WHAT TO PRODUCE: Every entry below must be repeated exactly; skip the pictures.
* BEGIN INFORMATION SUPPLIED *
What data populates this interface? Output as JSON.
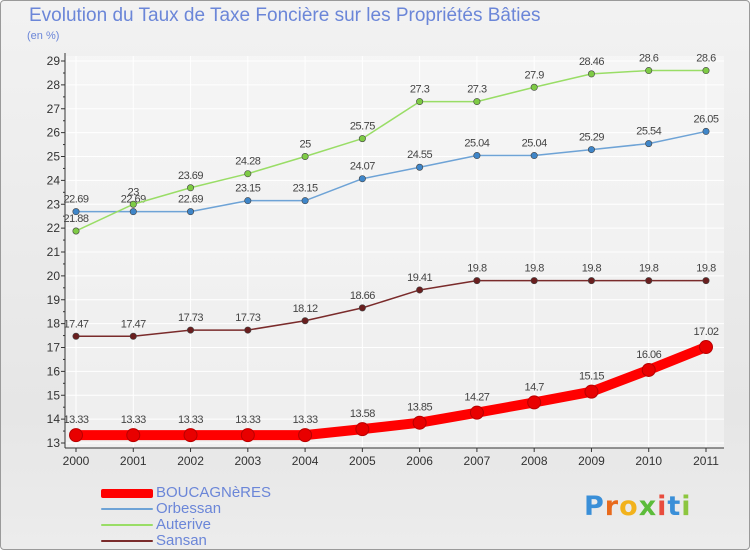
{
  "chart_data": {
    "type": "line",
    "title": "Evolution du Taux de Taxe Foncière sur les Propriétés Bâties",
    "subtitle": "(en %)",
    "categories": [
      "2000",
      "2001",
      "2002",
      "2003",
      "2004",
      "2005",
      "2006",
      "2007",
      "2008",
      "2009",
      "2010",
      "2011"
    ],
    "ylim": [
      13,
      29
    ],
    "yticks": [
      "13",
      "14",
      "15",
      "16",
      "17",
      "18",
      "19",
      "20",
      "21",
      "22",
      "23",
      "24",
      "25",
      "26",
      "27",
      "28",
      "29"
    ],
    "grid": true,
    "legend_position": "bottom-left",
    "series": [
      {
        "name": "BOUCAGNèRES",
        "color": "#ff0000",
        "point_color": "#e80000",
        "values": [
          13.33,
          13.33,
          13.33,
          13.33,
          13.33,
          13.58,
          13.85,
          14.27,
          14.7,
          15.15,
          16.06,
          17.02
        ],
        "labels": [
          "13.33",
          "13.33",
          "13.33",
          "13.33",
          "13.33",
          "13.58",
          "13.85",
          "14.27",
          "14.7",
          "15.15",
          "16.06",
          "17.02"
        ]
      },
      {
        "name": "Orbessan",
        "color": "#6ea3d6",
        "point_color": "#3f86c9",
        "values": [
          22.69,
          22.69,
          22.69,
          23.15,
          23.15,
          24.07,
          24.55,
          25.04,
          25.04,
          25.29,
          25.54,
          26.05
        ],
        "labels": [
          "22.69",
          "22.69",
          "22.69",
          "23.15",
          "23.15",
          "24.07",
          "24.55",
          "25.04",
          "25.04",
          "25.29",
          "25.54",
          "26.05"
        ]
      },
      {
        "name": "Auterive",
        "color": "#99dd66",
        "point_color": "#7ecb45",
        "values": [
          21.88,
          23,
          23.69,
          24.28,
          25,
          25.75,
          27.3,
          27.3,
          27.9,
          28.46,
          28.6,
          28.6
        ],
        "labels": [
          "21.88",
          "23",
          "23.69",
          "24.28",
          "25",
          "25.75",
          "27.3",
          "27.3",
          "27.9",
          "28.46",
          "28.6",
          "28.6"
        ]
      },
      {
        "name": "Sansan",
        "color": "#7a2b2b",
        "point_color": "#6a1f1f",
        "values": [
          17.47,
          17.47,
          17.73,
          17.73,
          18.12,
          18.66,
          19.41,
          19.8,
          19.8,
          19.8,
          19.8,
          19.8
        ],
        "labels": [
          "17.47",
          "17.47",
          "17.73",
          "17.73",
          "18.12",
          "18.66",
          "19.41",
          "19.8",
          "19.8",
          "19.8",
          "19.8",
          "19.8"
        ]
      }
    ]
  },
  "brand": {
    "logo_text": "Proxiti",
    "letter_colors": [
      "#3a8fd8",
      "#e86a1c",
      "#f2b21c",
      "#5cbc3a",
      "#e84c3d",
      "#3a8fd8",
      "#8cc63f"
    ]
  }
}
* END INFORMATION SUPPLIED *
TASK OUTPUT:
What data populates this interface? Output as JSON.
{
  "chart_data": {
    "type": "line",
    "title": "Evolution du Taux de Taxe Foncière sur les Propriétés Bâties",
    "subtitle": "(en %)",
    "categories": [
      "2000",
      "2001",
      "2002",
      "2003",
      "2004",
      "2005",
      "2006",
      "2007",
      "2008",
      "2009",
      "2010",
      "2011"
    ],
    "ylim": [
      13,
      29
    ],
    "yticks": [
      "13",
      "14",
      "15",
      "16",
      "17",
      "18",
      "19",
      "20",
      "21",
      "22",
      "23",
      "24",
      "25",
      "26",
      "27",
      "28",
      "29"
    ],
    "grid": true,
    "legend_position": "bottom-left",
    "series": [
      {
        "name": "BOUCAGNèRES",
        "color": "#ff0000",
        "point_color": "#e80000",
        "values": [
          13.33,
          13.33,
          13.33,
          13.33,
          13.33,
          13.58,
          13.85,
          14.27,
          14.7,
          15.15,
          16.06,
          17.02
        ],
        "labels": [
          "13.33",
          "13.33",
          "13.33",
          "13.33",
          "13.33",
          "13.58",
          "13.85",
          "14.27",
          "14.7",
          "15.15",
          "16.06",
          "17.02"
        ]
      },
      {
        "name": "Orbessan",
        "color": "#6ea3d6",
        "point_color": "#3f86c9",
        "values": [
          22.69,
          22.69,
          22.69,
          23.15,
          23.15,
          24.07,
          24.55,
          25.04,
          25.04,
          25.29,
          25.54,
          26.05
        ],
        "labels": [
          "22.69",
          "22.69",
          "22.69",
          "23.15",
          "23.15",
          "24.07",
          "24.55",
          "25.04",
          "25.04",
          "25.29",
          "25.54",
          "26.05"
        ]
      },
      {
        "name": "Auterive",
        "color": "#99dd66",
        "point_color": "#7ecb45",
        "values": [
          21.88,
          23,
          23.69,
          24.28,
          25,
          25.75,
          27.3,
          27.3,
          27.9,
          28.46,
          28.6,
          28.6
        ],
        "labels": [
          "21.88",
          "23",
          "23.69",
          "24.28",
          "25",
          "25.75",
          "27.3",
          "27.3",
          "27.9",
          "28.46",
          "28.6",
          "28.6"
        ]
      },
      {
        "name": "Sansan",
        "color": "#7a2b2b",
        "point_color": "#6a1f1f",
        "values": [
          17.47,
          17.47,
          17.73,
          17.73,
          18.12,
          18.66,
          19.41,
          19.8,
          19.8,
          19.8,
          19.8,
          19.8
        ],
        "labels": [
          "17.47",
          "17.47",
          "17.73",
          "17.73",
          "18.12",
          "18.66",
          "19.41",
          "19.8",
          "19.8",
          "19.8",
          "19.8",
          "19.8"
        ]
      }
    ]
  },
  "brand": {
    "logo_text": "Proxiti",
    "letter_colors": [
      "#3a8fd8",
      "#e86a1c",
      "#f2b21c",
      "#5cbc3a",
      "#e84c3d",
      "#3a8fd8",
      "#8cc63f"
    ]
  }
}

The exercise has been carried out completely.